==== EXERCISE MATERIAL

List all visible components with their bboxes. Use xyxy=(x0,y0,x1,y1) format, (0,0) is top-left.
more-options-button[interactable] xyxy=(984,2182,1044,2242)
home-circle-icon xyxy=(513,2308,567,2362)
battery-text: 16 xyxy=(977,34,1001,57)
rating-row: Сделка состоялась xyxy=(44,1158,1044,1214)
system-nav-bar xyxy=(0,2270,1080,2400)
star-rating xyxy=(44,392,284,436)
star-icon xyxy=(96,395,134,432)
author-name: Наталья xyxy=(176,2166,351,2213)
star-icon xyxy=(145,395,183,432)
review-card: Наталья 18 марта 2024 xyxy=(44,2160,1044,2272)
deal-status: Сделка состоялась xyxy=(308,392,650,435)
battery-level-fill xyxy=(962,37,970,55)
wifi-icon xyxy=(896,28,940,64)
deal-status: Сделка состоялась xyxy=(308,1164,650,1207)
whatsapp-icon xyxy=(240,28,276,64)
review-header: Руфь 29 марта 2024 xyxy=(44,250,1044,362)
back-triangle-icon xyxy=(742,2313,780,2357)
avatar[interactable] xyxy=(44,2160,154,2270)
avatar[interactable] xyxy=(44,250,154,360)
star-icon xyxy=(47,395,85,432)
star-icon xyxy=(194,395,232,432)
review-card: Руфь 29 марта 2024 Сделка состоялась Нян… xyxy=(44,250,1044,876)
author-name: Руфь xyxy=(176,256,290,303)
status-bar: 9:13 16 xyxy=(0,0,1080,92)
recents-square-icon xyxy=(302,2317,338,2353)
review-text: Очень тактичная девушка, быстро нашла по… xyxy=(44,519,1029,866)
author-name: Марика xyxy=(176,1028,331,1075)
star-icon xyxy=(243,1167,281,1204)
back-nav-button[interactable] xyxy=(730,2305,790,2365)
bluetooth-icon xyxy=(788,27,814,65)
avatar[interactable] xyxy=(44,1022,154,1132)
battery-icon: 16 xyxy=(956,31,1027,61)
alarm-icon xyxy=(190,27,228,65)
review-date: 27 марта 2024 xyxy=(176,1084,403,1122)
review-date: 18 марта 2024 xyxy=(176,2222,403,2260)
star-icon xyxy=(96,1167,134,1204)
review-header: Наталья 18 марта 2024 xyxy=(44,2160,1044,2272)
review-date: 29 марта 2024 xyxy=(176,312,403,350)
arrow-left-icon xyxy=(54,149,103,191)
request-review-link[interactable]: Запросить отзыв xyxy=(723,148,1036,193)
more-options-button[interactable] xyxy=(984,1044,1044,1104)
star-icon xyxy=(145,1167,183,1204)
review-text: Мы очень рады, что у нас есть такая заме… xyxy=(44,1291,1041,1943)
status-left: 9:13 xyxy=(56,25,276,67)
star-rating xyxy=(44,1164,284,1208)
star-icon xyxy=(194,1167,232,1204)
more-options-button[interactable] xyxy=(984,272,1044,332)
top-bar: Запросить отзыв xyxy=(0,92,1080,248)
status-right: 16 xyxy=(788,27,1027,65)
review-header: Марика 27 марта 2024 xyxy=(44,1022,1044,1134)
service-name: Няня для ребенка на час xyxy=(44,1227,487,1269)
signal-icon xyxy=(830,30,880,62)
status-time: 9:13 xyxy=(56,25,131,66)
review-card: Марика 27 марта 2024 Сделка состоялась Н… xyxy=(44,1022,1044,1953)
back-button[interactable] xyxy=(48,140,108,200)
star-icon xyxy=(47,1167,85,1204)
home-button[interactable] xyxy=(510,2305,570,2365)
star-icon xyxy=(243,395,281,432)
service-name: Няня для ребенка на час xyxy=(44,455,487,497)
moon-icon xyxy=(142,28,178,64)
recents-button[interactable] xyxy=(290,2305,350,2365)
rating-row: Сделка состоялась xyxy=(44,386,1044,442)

========

#### [PROBLEM STATEMENT]
Copy out every one of the lines above word for word, from the first to the last.

#### [WRITTEN REPLY]
List all visible components with their bboxes. Use xyxy=(x0,y0,x1,y1) format, (0,0) is top-left.
more-options-button[interactable] xyxy=(984,2182,1044,2242)
home-circle-icon xyxy=(513,2308,567,2362)
battery-text: 16 xyxy=(977,34,1001,57)
rating-row: Сделка состоялась xyxy=(44,1158,1044,1214)
system-nav-bar xyxy=(0,2270,1080,2400)
star-rating xyxy=(44,392,284,436)
star-icon xyxy=(96,395,134,432)
author-name: Наталья xyxy=(176,2166,351,2213)
star-icon xyxy=(145,395,183,432)
review-card: Наталья 18 марта 2024 xyxy=(44,2160,1044,2272)
deal-status: Сделка состоялась xyxy=(308,392,650,435)
battery-level-fill xyxy=(962,37,970,55)
wifi-icon xyxy=(896,28,940,64)
deal-status: Сделка состоялась xyxy=(308,1164,650,1207)
whatsapp-icon xyxy=(240,28,276,64)
review-header: Руфь 29 марта 2024 xyxy=(44,250,1044,362)
back-triangle-icon xyxy=(742,2313,780,2357)
avatar[interactable] xyxy=(44,2160,154,2270)
avatar[interactable] xyxy=(44,250,154,360)
star-icon xyxy=(47,395,85,432)
star-icon xyxy=(194,395,232,432)
review-card: Руфь 29 марта 2024 Сделка состоялась Нян… xyxy=(44,250,1044,876)
author-name: Руфь xyxy=(176,256,290,303)
status-bar: 9:13 16 xyxy=(0,0,1080,92)
recents-square-icon xyxy=(302,2317,338,2353)
review-text: Очень тактичная девушка, быстро нашла по… xyxy=(44,519,1029,866)
author-name: Марика xyxy=(176,1028,331,1075)
star-icon xyxy=(243,1167,281,1204)
back-nav-button[interactable] xyxy=(730,2305,790,2365)
bluetooth-icon xyxy=(788,27,814,65)
avatar[interactable] xyxy=(44,1022,154,1132)
battery-icon: 16 xyxy=(956,31,1027,61)
alarm-icon xyxy=(190,27,228,65)
review-date: 27 марта 2024 xyxy=(176,1084,403,1122)
review-date: 18 марта 2024 xyxy=(176,2222,403,2260)
star-icon xyxy=(96,1167,134,1204)
review-header: Наталья 18 марта 2024 xyxy=(44,2160,1044,2272)
review-date: 29 марта 2024 xyxy=(176,312,403,350)
arrow-left-icon xyxy=(54,149,103,191)
request-review-link[interactable]: Запросить отзыв xyxy=(723,148,1036,193)
more-options-button[interactable] xyxy=(984,1044,1044,1104)
star-icon xyxy=(145,1167,183,1204)
review-text: Мы очень рады, что у нас есть такая заме… xyxy=(44,1291,1041,1943)
status-left: 9:13 xyxy=(56,25,276,67)
star-rating xyxy=(44,1164,284,1208)
star-icon xyxy=(194,1167,232,1204)
more-options-button[interactable] xyxy=(984,272,1044,332)
top-bar: Запросить отзыв xyxy=(0,92,1080,248)
status-right: 16 xyxy=(788,27,1027,65)
review-header: Марика 27 марта 2024 xyxy=(44,1022,1044,1134)
service-name: Няня для ребенка на час xyxy=(44,1227,487,1269)
signal-icon xyxy=(830,30,880,62)
status-time: 9:13 xyxy=(56,25,131,66)
review-card: Марика 27 марта 2024 Сделка состоялась Н… xyxy=(44,1022,1044,1953)
back-button[interactable] xyxy=(48,140,108,200)
star-icon xyxy=(47,1167,85,1204)
home-button[interactable] xyxy=(510,2305,570,2365)
star-icon xyxy=(243,395,281,432)
service-name: Няня для ребенка на час xyxy=(44,455,487,497)
moon-icon xyxy=(142,28,178,64)
recents-button[interactable] xyxy=(290,2305,350,2365)
rating-row: Сделка состоялась xyxy=(44,386,1044,442)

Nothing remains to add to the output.